[start EXTRACT TO READ]

OECD releases India Stage 1 peer review report on BEPS Action 14

Executive summary

On 24 October 2019, the Organisation for Economic Co-operation and Development (OECD) released the sixth batch of peer review reports (the Report1) relating to the implementation of the Base Erosion and Profit Shifting (BEPS) minimum standard under Action 14 (Making Dispute Resolution Mechanisms more effective). The Report covers eight countries, including India.

Overall the Report concludes that India meets half of the elements of the Action 14 minimum standard. India is now working to address several of the noted deficiencies. To be fully compliant with all four key areas of an effective dispute resolution mechanism under the Action 14 minimum standard, India needs to amend and update a certain number of its tax treaties. This is expected to take place either through the Multilateral Instrument (MLI) or via bilateral negotiations. India also has in place a bilateral Advance Pricing Agreement (APA) program, which enables taxpayers to obtain rollback of the APA.

India provides access to the Mutual Agreement Procedure (MAP) in all transfer pricing (TP) cases and cases concerning application of treaty anti-abuse provisions. However, it does not provide access to MAP for issues that do not give rise to double taxation. Further, for cases concerning the domestic anti-abuse provision, discussions during the MAP will focus on elimination of double taxation arising from such application. The Report also notes that India does not have in place a documented bilateral consultation or notification process for situations where its Competent Authority (CA) considers the objection raised by taxpayers in a MAP request as not justified, although India intends to implement such process. India also has not yet issued comprehensive guidance on its MAP process; but expects to do so shortly. The Report highlights the absence of coordination between the MAP and India’s domestic tax law appeal process which may sometimes make the MAP ineffective. The Report suggests the need for India to allocate additional resources to the MAP program to accelerate the resolution of MAP cases. The Report also provides insights into some of India’s positions and approaches on MAPs/ bilateral APAs. On the arbitration clause, India has reported that it does not support the inclusion of arbitration in tax treaties as a final stage to the MAP process since India believes that such processes are against a jurisdiction’s sovereignty in tax matters.

Overall the Report indicates that the experiences of the peers in handling and resolving MAP cases with India is generally positive and affirms India’s commitment to make dispute resolution under tax treaties an effective and efficient process. Given the challenges with the domestic tax law appeal process, MAP/bilateral APAs would continue to be a preferred option for resolving TP disputes to mitigate double tax risk. Considering the recommendations of the OECD, the Indian Tax Administration should look at issuing detailed MAP guidance with information on India’s approach to key issues and corresponding expectations of treaty partners. Further, the Indian Tax Administration needs to strengthen the teams overseeing the MAP/APA cases by providing additional resources for the efficacy of the MAP/APA programs.

[end EXTRACT TO READ]
[start EXCERPTED DATA]

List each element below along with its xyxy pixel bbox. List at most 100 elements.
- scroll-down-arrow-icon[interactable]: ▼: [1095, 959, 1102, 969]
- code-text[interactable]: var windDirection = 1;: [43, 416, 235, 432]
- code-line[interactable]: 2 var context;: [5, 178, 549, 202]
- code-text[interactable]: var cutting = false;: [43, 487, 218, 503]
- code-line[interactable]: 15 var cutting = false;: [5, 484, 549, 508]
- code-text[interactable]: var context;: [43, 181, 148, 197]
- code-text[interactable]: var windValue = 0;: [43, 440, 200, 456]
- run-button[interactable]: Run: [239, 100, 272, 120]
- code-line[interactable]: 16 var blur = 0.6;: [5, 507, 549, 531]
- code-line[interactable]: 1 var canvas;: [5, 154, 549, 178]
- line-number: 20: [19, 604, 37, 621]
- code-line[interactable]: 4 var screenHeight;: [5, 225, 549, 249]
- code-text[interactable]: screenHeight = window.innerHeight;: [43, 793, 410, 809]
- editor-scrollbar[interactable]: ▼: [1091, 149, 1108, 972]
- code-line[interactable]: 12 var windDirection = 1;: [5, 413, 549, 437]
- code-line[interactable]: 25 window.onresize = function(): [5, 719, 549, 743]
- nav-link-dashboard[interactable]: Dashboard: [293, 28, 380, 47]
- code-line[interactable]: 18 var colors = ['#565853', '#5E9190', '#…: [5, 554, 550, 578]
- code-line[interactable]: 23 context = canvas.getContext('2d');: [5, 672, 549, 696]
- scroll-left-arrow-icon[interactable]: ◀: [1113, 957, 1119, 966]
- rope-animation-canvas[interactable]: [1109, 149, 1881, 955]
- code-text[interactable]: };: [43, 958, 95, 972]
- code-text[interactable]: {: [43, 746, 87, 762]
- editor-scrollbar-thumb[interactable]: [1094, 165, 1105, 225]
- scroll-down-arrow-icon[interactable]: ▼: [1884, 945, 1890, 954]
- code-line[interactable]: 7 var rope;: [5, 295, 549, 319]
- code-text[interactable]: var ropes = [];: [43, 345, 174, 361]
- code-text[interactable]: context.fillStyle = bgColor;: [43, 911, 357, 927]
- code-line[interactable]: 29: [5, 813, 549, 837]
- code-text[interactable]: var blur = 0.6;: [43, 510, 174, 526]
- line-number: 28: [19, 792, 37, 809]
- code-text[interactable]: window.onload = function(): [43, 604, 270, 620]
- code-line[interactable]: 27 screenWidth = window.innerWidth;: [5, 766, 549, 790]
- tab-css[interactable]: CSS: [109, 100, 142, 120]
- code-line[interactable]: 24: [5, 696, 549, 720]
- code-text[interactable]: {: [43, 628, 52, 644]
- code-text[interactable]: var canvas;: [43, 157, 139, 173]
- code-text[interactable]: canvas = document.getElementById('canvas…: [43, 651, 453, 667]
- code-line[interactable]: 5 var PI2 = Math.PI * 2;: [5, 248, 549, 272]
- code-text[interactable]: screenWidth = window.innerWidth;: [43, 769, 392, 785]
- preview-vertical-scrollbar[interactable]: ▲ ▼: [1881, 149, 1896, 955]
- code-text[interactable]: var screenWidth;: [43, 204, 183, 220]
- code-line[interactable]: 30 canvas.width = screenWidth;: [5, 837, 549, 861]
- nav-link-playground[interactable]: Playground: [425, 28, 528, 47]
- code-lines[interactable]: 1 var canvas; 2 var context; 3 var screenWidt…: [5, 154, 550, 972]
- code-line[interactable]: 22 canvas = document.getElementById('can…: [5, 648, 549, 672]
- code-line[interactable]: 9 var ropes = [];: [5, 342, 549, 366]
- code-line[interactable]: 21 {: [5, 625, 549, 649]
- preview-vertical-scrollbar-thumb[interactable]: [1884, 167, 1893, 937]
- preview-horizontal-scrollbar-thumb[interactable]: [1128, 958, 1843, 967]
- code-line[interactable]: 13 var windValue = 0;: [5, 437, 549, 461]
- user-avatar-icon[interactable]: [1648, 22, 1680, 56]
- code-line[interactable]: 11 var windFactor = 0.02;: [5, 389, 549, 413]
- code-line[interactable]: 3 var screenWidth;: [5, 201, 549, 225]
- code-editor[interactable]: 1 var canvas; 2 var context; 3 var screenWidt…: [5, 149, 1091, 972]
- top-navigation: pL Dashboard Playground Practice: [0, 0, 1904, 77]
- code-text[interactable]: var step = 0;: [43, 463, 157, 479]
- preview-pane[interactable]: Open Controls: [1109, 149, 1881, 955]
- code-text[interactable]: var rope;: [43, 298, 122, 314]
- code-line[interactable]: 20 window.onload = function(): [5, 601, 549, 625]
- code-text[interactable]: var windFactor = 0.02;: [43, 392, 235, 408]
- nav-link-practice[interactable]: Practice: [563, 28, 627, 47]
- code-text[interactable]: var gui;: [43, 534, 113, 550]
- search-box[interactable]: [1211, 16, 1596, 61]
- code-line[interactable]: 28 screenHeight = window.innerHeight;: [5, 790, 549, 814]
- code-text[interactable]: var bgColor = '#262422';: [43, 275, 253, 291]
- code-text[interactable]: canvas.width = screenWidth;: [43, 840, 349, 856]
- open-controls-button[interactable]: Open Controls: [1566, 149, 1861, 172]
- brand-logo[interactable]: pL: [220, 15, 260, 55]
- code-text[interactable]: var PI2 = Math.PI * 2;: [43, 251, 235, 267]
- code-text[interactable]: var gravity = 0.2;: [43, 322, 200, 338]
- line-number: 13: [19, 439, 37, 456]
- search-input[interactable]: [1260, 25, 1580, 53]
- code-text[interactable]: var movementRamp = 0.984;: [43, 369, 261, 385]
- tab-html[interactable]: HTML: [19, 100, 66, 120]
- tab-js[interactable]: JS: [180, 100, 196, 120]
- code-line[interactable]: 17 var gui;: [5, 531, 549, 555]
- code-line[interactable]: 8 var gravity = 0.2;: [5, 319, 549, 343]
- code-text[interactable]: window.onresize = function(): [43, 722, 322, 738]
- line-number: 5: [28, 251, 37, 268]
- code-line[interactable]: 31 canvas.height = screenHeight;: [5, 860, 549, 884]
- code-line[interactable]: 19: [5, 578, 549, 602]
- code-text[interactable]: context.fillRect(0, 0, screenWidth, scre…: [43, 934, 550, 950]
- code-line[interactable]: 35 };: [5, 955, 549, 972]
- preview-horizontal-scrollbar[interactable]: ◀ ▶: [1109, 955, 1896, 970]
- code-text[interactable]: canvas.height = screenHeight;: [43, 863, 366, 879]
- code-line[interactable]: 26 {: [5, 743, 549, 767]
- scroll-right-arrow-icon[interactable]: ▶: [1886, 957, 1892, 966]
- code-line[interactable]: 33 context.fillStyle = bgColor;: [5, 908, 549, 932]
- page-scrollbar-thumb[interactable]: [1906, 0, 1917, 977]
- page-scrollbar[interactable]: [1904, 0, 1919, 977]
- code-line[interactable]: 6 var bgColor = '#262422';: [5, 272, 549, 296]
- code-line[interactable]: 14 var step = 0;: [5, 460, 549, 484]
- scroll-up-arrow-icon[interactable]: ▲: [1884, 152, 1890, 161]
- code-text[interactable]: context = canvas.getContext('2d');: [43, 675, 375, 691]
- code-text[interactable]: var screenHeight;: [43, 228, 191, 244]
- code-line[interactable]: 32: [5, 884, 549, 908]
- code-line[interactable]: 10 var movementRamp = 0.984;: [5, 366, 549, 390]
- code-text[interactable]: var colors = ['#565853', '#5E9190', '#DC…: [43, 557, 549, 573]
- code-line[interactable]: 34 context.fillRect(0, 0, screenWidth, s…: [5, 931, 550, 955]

[end EXCERPTED DATA]

* _INSTRUCTIONS TO FOLLOW_: In the summary of India's peer review report, on what date did the OECD release the sixth batch of peer review reports? The records have no connection to the text.

* _TASK SOLUTION_: 24 October 2019